Task requirements
Give the material once more, word for word, without any images.

** begin **

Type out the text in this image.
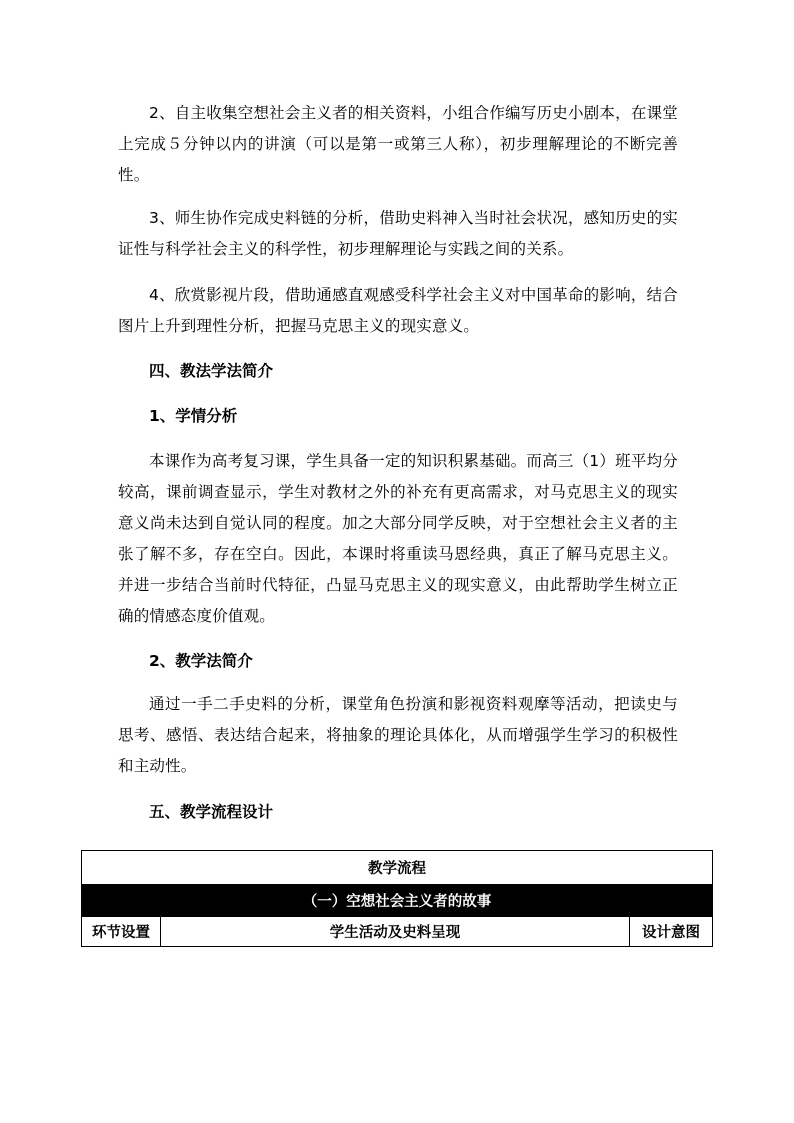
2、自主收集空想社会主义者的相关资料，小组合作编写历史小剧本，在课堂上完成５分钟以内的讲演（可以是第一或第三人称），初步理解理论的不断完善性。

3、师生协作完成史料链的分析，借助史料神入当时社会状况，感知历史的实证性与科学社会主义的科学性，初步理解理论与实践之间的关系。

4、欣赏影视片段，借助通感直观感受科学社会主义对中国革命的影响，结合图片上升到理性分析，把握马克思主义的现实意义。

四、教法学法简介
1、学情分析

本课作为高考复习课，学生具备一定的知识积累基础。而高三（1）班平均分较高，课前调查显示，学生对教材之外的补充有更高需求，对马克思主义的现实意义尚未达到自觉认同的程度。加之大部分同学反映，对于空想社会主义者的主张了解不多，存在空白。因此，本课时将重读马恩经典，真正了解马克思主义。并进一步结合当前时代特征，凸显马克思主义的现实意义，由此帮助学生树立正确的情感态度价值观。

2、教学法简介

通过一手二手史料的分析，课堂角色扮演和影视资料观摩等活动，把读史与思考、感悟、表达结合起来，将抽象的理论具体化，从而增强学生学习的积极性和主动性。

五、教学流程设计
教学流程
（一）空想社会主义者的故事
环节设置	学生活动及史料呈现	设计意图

** end **

Response
Type out the text in this image.
2、自主收集空想社会主义者的相关资料，小组合作编写历史小剧本，在课堂上完成５分钟以内的讲演（可以是第一或第三人称），初步理解理论的不断完善性。

3、师生协作完成史料链的分析，借助史料神入当时社会状况，感知历史的实证性与科学社会主义的科学性，初步理解理论与实践之间的关系。

4、欣赏影视片段，借助通感直观感受科学社会主义对中国革命的影响，结合图片上升到理性分析，把握马克思主义的现实意义。

四、教法学法简介
1、学情分析

本课作为高考复习课，学生具备一定的知识积累基础。而高三（1）班平均分较高，课前调查显示，学生对教材之外的补充有更高需求，对马克思主义的现实意义尚未达到自觉认同的程度。加之大部分同学反映，对于空想社会主义者的主张了解不多，存在空白。因此，本课时将重读马恩经典，真正了解马克思主义。并进一步结合当前时代特征，凸显马克思主义的现实意义，由此帮助学生树立正确的情感态度价值观。

2、教学法简介

通过一手二手史料的分析，课堂角色扮演和影视资料观摩等活动，把读史与思考、感悟、表达结合起来，将抽象的理论具体化，从而增强学生学习的积极性和主动性。

五、教学流程设计
教学流程
（一）空想社会主义者的故事
环节设置	学生活动及史料呈现	设计意图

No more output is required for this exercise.